Tasks to complete -
1. Copy out the stretch of the autophagy text from "Particular proteins either" through "of damaging effects.", word for word.
2. Answer these from the autophagy text:
(a) Which proteins does it name as autophagy inhibitors?
(b) What in the lysosome breaks down the targets of autophagy?
(c) What kind of cells does autophagy prevent from replicating?

Text -

On the other hand, micro-autophagy does not use a separate vesicle and instead takes up cellular components directly into the lysosome. Finally, chaperone-mediated autophagy utilizes specialized carrier proteins that are recognized by proteins on the outer membrane surface of the lysosome to transport proteins selected for degradation into the compartment.
Particular proteins either promote or inhibit autophagy within cells. UVRAG, BIF-1, and Atg14L are examples of autophagy promoters, while Rubicon and Bcl-2 are autophagy inhibitors.
Acid proteases present in the lysosome break down the targets of autophagy to their constituent amino acids and other products that are transported to the cytoplasm by using transporter proteins following degradation, before being re-used to assemble new proteins and organelles.
Why does autophagy occur?
Cellular components may become damaged over time, necessitating their replacement. Damaged organelles may not only lose their funtion, but may also become hyper or hypo-active, leading to a cascading series of damaging effects.
Autophagy has been suggested as a natural anti-cancer mechanism, as it limits necrosis and inflammation, and prevents cells with defective components or DNA from replicating. However, in some cases, it has been shown that autophagy may act to promote cancer cell adaptation and even promote drug resistance.

Data extracts -
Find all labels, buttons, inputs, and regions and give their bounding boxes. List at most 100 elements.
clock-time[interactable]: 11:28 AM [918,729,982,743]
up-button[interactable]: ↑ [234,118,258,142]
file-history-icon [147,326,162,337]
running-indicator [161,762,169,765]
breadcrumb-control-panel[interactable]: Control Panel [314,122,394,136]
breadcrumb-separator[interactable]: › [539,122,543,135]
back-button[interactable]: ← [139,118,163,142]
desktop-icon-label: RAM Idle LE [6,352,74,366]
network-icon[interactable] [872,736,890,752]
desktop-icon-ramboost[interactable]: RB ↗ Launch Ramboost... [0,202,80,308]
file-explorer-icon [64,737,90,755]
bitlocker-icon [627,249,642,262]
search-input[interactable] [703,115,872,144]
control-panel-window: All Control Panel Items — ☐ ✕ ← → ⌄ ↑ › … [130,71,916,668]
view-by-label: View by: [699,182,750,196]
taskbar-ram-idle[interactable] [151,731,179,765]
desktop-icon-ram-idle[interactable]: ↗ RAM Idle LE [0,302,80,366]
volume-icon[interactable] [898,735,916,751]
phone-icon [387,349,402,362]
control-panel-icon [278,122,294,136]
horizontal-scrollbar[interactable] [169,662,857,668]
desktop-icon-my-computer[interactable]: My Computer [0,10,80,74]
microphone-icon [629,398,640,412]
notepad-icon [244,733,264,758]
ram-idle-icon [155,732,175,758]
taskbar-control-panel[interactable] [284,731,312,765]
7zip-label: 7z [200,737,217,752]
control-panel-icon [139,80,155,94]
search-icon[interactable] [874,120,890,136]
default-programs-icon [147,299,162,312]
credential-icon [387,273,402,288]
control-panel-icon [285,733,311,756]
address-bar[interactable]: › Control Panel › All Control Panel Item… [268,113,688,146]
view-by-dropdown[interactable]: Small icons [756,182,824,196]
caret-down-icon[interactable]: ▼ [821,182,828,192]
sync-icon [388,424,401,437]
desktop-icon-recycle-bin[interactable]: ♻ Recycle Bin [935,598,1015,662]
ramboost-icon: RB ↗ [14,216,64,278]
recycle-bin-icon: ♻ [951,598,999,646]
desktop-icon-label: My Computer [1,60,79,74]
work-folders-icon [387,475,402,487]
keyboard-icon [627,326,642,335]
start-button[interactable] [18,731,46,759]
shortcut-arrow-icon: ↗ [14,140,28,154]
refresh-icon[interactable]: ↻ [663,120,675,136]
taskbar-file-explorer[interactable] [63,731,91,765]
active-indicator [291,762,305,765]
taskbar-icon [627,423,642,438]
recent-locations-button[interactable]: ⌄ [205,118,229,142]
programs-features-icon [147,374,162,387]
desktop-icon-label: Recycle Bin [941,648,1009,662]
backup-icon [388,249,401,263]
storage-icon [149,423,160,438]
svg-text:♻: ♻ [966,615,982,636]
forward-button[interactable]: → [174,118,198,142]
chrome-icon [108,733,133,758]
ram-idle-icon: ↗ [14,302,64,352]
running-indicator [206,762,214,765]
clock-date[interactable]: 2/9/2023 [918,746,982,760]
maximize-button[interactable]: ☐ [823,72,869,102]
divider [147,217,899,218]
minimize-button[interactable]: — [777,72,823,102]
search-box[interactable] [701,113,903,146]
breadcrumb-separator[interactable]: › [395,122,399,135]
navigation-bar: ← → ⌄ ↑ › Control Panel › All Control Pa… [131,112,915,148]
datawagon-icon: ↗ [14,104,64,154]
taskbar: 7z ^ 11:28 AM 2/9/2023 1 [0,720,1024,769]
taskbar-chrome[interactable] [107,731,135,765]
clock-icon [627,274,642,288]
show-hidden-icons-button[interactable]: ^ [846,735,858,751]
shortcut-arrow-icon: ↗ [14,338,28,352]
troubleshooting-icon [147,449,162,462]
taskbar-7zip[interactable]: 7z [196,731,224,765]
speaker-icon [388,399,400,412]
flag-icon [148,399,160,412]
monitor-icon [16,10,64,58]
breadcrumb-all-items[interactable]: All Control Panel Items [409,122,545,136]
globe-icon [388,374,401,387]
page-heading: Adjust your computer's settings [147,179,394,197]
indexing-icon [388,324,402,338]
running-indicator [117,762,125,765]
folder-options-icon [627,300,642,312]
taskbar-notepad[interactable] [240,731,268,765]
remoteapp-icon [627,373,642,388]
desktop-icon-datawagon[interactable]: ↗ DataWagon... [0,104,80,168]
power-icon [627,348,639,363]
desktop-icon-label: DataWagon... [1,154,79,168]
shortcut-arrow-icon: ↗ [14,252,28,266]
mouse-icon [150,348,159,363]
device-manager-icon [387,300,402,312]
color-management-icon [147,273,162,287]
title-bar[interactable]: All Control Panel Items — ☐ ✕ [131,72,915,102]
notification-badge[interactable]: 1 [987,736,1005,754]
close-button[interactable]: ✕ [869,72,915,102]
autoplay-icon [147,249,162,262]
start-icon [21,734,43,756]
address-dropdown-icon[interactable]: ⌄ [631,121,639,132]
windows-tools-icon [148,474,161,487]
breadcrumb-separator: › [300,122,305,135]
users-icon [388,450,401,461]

Answers below -
1.
Particular proteins either promote or inhibit autophagy within cells. UVRAG, BIF-1, and Atg14L are examples of autophagy promoters, while Rubicon and Bcl-2 are autophagy inhibitors.
Acid proteases present in the lysosome break down the targets of autophagy to their constituent amino acids and other products that are transported to the cytoplasm by using transporter proteins following degradation, before being re-used to assemble new proteins and organelles.
Why does autophagy occur?
Cellular components may become damaged over time, necessitating their replacement. Damaged organelles may not only lose their funtion, but may also become hyper or hypo-active, leading to a cascading series of damaging effects.

2.
(a) Rubicon and Bcl-2
(b) Acid proteases
(c) Cells with defective components or DNA